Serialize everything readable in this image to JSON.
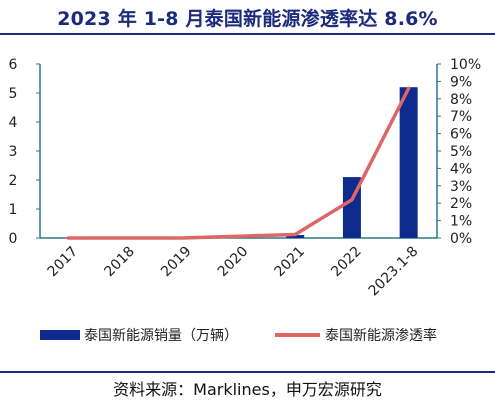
{
  "title": "2023 年 1-8 月泰国新能源渗透率达 8.6%",
  "source": "资料来源：Marklines，申万宏源研究",
  "colors": {
    "title": "#1a2a7c",
    "bar": "#0d2a8c",
    "line": "#e06666",
    "axis": "#2a7a86",
    "rule": "#1a2a7c"
  },
  "chart_data": {
    "type": "bar+line",
    "categories": [
      "2017",
      "2018",
      "2019",
      "2020",
      "2021",
      "2022",
      "2023.1-8"
    ],
    "series": [
      {
        "name": "泰国新能源销量（万辆）",
        "type": "bar",
        "axis": "left",
        "values": [
          0,
          0,
          0,
          0,
          0.1,
          2.1,
          5.2
        ]
      },
      {
        "name": "泰国新能源渗透率",
        "type": "line",
        "axis": "right",
        "values": [
          0.0,
          0.0,
          0.0,
          0.1,
          0.2,
          2.2,
          8.6
        ]
      }
    ],
    "yleft": {
      "lim": [
        0,
        6
      ],
      "ticks": [
        "0",
        "1",
        "2",
        "3",
        "4",
        "5",
        "6"
      ]
    },
    "yright": {
      "lim": [
        0,
        10
      ],
      "ticks": [
        "0%",
        "1%",
        "2%",
        "3%",
        "4%",
        "5%",
        "6%",
        "7%",
        "8%",
        "9%",
        "10%"
      ]
    },
    "legend_position": "bottom",
    "grid": false
  }
}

GIVEN PROBLEM:
Quote the records in their entirety, keeping the wording exact and excluding pictures.

ANSWER IN FULL:
Serialize everything readable in this image to JSON.
{
  "title": "2023 年 1-8 月泰国新能源渗透率达 8.6%",
  "source": "资料来源：Marklines，申万宏源研究",
  "colors": {
    "title": "#1a2a7c",
    "bar": "#0d2a8c",
    "line": "#e06666",
    "axis": "#2a7a86",
    "rule": "#1a2a7c"
  },
  "chart_data": {
    "type": "bar+line",
    "categories": [
      "2017",
      "2018",
      "2019",
      "2020",
      "2021",
      "2022",
      "2023.1-8"
    ],
    "series": [
      {
        "name": "泰国新能源销量（万辆）",
        "type": "bar",
        "axis": "left",
        "values": [
          0,
          0,
          0,
          0,
          0.1,
          2.1,
          5.2
        ]
      },
      {
        "name": "泰国新能源渗透率",
        "type": "line",
        "axis": "right",
        "values": [
          0.0,
          0.0,
          0.0,
          0.1,
          0.2,
          2.2,
          8.6
        ]
      }
    ],
    "yleft": {
      "lim": [
        0,
        6
      ],
      "ticks": [
        "0",
        "1",
        "2",
        "3",
        "4",
        "5",
        "6"
      ]
    },
    "yright": {
      "lim": [
        0,
        10
      ],
      "ticks": [
        "0%",
        "1%",
        "2%",
        "3%",
        "4%",
        "5%",
        "6%",
        "7%",
        "8%",
        "9%",
        "10%"
      ]
    },
    "legend_position": "bottom",
    "grid": false
  }
}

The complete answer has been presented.